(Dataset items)
_ _ _ _ _
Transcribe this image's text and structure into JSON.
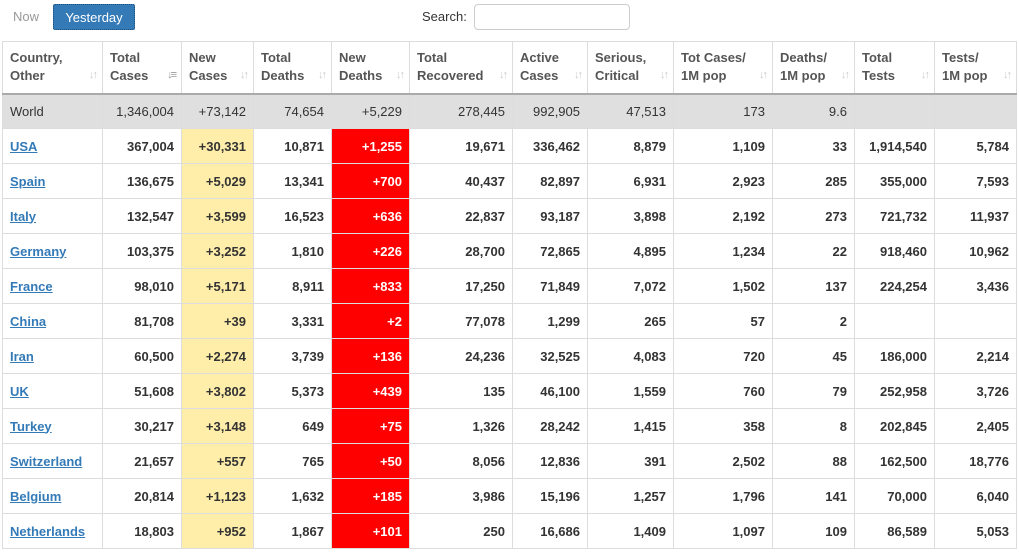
{
  "toolbar": {
    "now_label": "Now",
    "yesterday_label": "Yesterday",
    "search_label": "Search:",
    "search_value": ""
  },
  "columns": [
    [
      "Country,",
      "Other"
    ],
    [
      "Total",
      "Cases"
    ],
    [
      "New",
      "Cases"
    ],
    [
      "Total",
      "Deaths"
    ],
    [
      "New",
      "Deaths"
    ],
    [
      "Total",
      "Recovered"
    ],
    [
      "Active",
      "Cases"
    ],
    [
      "Serious,",
      "Critical"
    ],
    [
      "Tot Cases/",
      "1M pop"
    ],
    [
      "Deaths/",
      "1M pop"
    ],
    [
      "Total",
      "Tests"
    ],
    [
      "Tests/",
      "1M pop"
    ]
  ],
  "world": [
    "World",
    "1,346,004",
    "+73,142",
    "74,654",
    "+5,229",
    "278,445",
    "992,905",
    "47,513",
    "173",
    "9.6",
    "",
    ""
  ],
  "rows": [
    [
      "USA",
      "367,004",
      "+30,331",
      "10,871",
      "+1,255",
      "19,671",
      "336,462",
      "8,879",
      "1,109",
      "33",
      "1,914,540",
      "5,784"
    ],
    [
      "Spain",
      "136,675",
      "+5,029",
      "13,341",
      "+700",
      "40,437",
      "82,897",
      "6,931",
      "2,923",
      "285",
      "355,000",
      "7,593"
    ],
    [
      "Italy",
      "132,547",
      "+3,599",
      "16,523",
      "+636",
      "22,837",
      "93,187",
      "3,898",
      "2,192",
      "273",
      "721,732",
      "11,937"
    ],
    [
      "Germany",
      "103,375",
      "+3,252",
      "1,810",
      "+226",
      "28,700",
      "72,865",
      "4,895",
      "1,234",
      "22",
      "918,460",
      "10,962"
    ],
    [
      "France",
      "98,010",
      "+5,171",
      "8,911",
      "+833",
      "17,250",
      "71,849",
      "7,072",
      "1,502",
      "137",
      "224,254",
      "3,436"
    ],
    [
      "China",
      "81,708",
      "+39",
      "3,331",
      "+2",
      "77,078",
      "1,299",
      "265",
      "57",
      "2",
      "",
      ""
    ],
    [
      "Iran",
      "60,500",
      "+2,274",
      "3,739",
      "+136",
      "24,236",
      "32,525",
      "4,083",
      "720",
      "45",
      "186,000",
      "2,214"
    ],
    [
      "UK",
      "51,608",
      "+3,802",
      "5,373",
      "+439",
      "135",
      "46,100",
      "1,559",
      "760",
      "79",
      "252,958",
      "3,726"
    ],
    [
      "Turkey",
      "30,217",
      "+3,148",
      "649",
      "+75",
      "1,326",
      "28,242",
      "1,415",
      "358",
      "8",
      "202,845",
      "2,405"
    ],
    [
      "Switzerland",
      "21,657",
      "+557",
      "765",
      "+50",
      "8,056",
      "12,836",
      "391",
      "2,502",
      "88",
      "162,500",
      "18,776"
    ],
    [
      "Belgium",
      "20,814",
      "+1,123",
      "1,632",
      "+185",
      "3,986",
      "15,196",
      "1,257",
      "1,796",
      "141",
      "70,000",
      "6,040"
    ],
    [
      "Netherlands",
      "18,803",
      "+952",
      "1,867",
      "+101",
      "250",
      "16,686",
      "1,409",
      "1,097",
      "109",
      "86,589",
      "5,053"
    ]
  ]
}
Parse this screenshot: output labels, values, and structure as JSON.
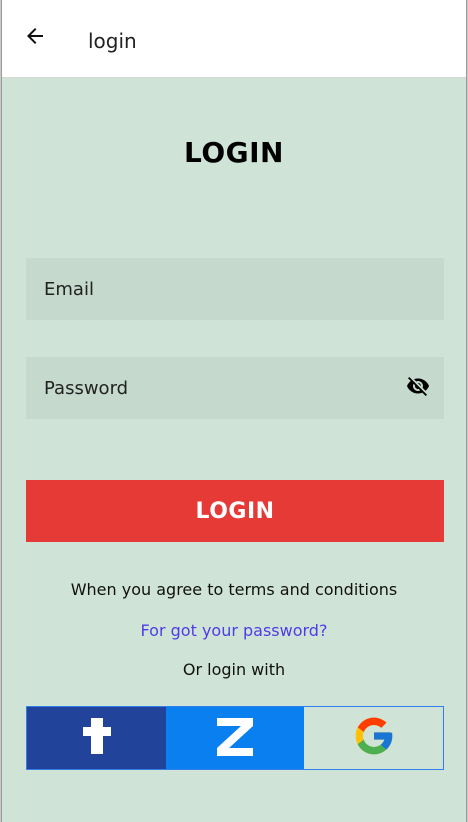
{
  "appbar": {
    "title": "login",
    "back_icon": "arrow-left-icon"
  },
  "page": {
    "heading": "LOGIN"
  },
  "form": {
    "email": {
      "placeholder": "Email",
      "value": ""
    },
    "password": {
      "placeholder": "Password",
      "value": "",
      "toggle_icon": "eye-off-icon"
    },
    "submit_label": "LOGIN"
  },
  "links": {
    "terms": "When you agree to terms and conditions",
    "forgot_password": "For got your password?",
    "or_login_with": "Or login with"
  },
  "social": [
    {
      "name": "tumblr",
      "icon": "tumblr-icon",
      "color": "#21439a"
    },
    {
      "name": "zalo",
      "icon": "zalo-icon",
      "color": "#0a80f0"
    },
    {
      "name": "google",
      "icon": "google-icon",
      "color": "#cfe4d6"
    }
  ],
  "colors": {
    "background": "#cfe4d6",
    "input_background": "#c5d9cd",
    "primary_button": "#e63a37",
    "link": "#4f3be8"
  }
}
_ _ _ _ _
- _Task_
Search the records for the word "JSON", then list every line that has it.

- _Solution for this problem_
Transcribe this image's text and structure into JSON.
Parse this screenshot: output labels, values, and structure as JSON.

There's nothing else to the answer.